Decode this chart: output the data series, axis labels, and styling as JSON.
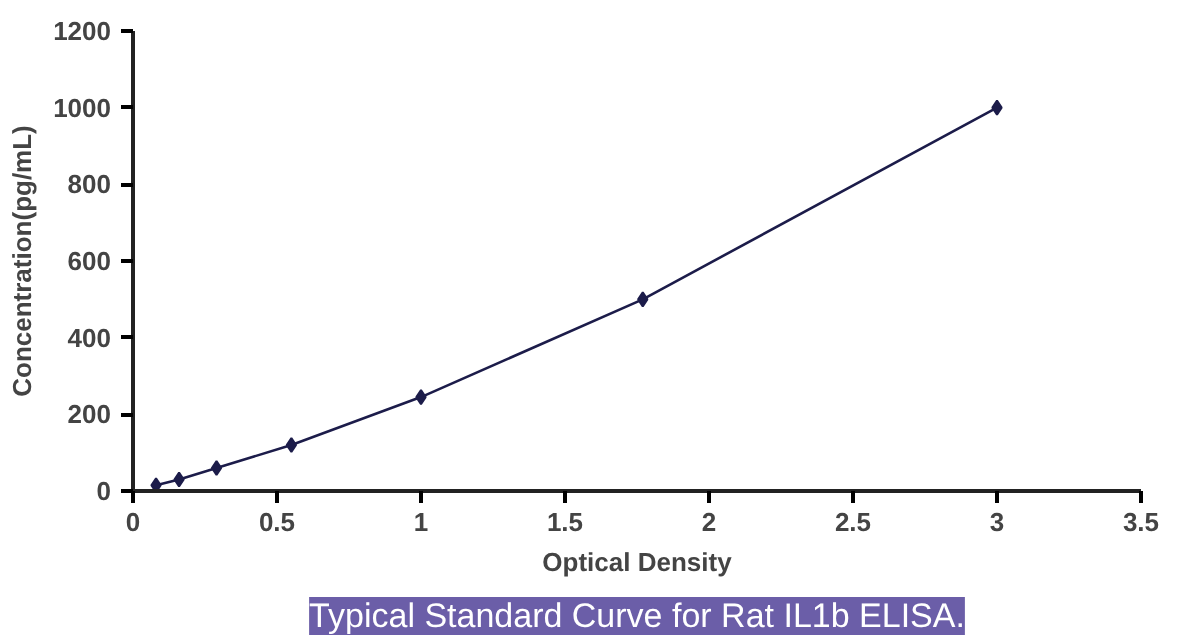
{
  "chart_data": {
    "type": "line",
    "xlabel": "Optical Density",
    "ylabel": "Concentration(pg/mL)",
    "annotations": [
      "Typical Standard Curve for Rat IL1b ELISA."
    ],
    "series": [
      {
        "color": "#1c1c4a",
        "x": [
          0.08,
          0.16,
          0.29,
          0.55,
          1.0,
          1.77,
          3.0
        ],
        "values": [
          15,
          30,
          60,
          120,
          245,
          500,
          1000
        ]
      }
    ],
    "marker": "diamond",
    "line_style": "solid",
    "grid": false,
    "xlim": [
      0,
      3.5
    ],
    "xticks": [
      0,
      0.5,
      1,
      1.5,
      2,
      2.5,
      3,
      3.5
    ],
    "ylim": [
      0,
      1200
    ],
    "yticks": [
      0,
      200,
      400,
      600,
      800,
      1000,
      1200
    ]
  }
}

• [Exercise requirements]: Copy all lines in the listing above where the string "series" appears.

• [Written answer]:
Decode this chart: output the data series, axis labels, and styling as JSON.
    "series": [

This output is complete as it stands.